THE TASK:
Go through the entries below and collect each line with the string "subtitle" in it.

┌─ PROVIDED INFORMATION

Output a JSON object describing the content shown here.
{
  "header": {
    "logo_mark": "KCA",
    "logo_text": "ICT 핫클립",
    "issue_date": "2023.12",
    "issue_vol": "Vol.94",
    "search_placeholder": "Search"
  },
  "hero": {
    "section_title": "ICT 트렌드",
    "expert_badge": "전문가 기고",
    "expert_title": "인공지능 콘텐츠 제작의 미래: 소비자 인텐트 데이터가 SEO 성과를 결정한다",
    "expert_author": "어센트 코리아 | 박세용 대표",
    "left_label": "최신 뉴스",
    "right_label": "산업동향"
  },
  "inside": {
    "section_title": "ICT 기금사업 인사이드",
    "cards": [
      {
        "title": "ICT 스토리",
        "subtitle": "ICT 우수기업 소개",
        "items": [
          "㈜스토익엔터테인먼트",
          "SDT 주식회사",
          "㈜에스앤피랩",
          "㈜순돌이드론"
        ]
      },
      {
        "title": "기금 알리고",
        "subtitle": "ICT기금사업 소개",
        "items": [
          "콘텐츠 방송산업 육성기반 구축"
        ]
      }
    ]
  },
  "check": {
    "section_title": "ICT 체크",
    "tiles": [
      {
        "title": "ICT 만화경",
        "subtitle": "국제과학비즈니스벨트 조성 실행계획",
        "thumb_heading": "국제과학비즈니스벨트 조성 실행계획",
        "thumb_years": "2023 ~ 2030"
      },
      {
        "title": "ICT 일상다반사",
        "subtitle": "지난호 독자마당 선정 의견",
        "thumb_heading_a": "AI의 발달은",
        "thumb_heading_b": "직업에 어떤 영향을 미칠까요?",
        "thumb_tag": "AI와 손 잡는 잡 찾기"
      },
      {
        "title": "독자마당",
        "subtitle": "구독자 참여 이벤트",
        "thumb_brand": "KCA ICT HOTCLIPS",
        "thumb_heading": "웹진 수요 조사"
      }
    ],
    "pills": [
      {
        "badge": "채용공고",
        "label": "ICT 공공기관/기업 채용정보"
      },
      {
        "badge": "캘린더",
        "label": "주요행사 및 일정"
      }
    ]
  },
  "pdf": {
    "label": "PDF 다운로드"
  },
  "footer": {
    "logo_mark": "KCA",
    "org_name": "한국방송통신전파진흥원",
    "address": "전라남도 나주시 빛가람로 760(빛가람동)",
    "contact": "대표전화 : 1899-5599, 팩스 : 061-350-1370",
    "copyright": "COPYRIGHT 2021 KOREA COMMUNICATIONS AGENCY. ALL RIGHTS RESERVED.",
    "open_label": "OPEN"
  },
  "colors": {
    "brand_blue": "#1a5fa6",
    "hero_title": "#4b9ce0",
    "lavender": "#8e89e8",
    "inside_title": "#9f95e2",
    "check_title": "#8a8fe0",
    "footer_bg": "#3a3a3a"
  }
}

└─

TASK OUTPUT:
        "subtitle": "ICT 우수기업 소개",
        "subtitle": "ICT기금사업 소개",
        "subtitle": "국제과학비즈니스벨트 조성 실행계획",
        "subtitle": "지난호 독자마당 선정 의견",
        "subtitle": "구독자 참여 이벤트",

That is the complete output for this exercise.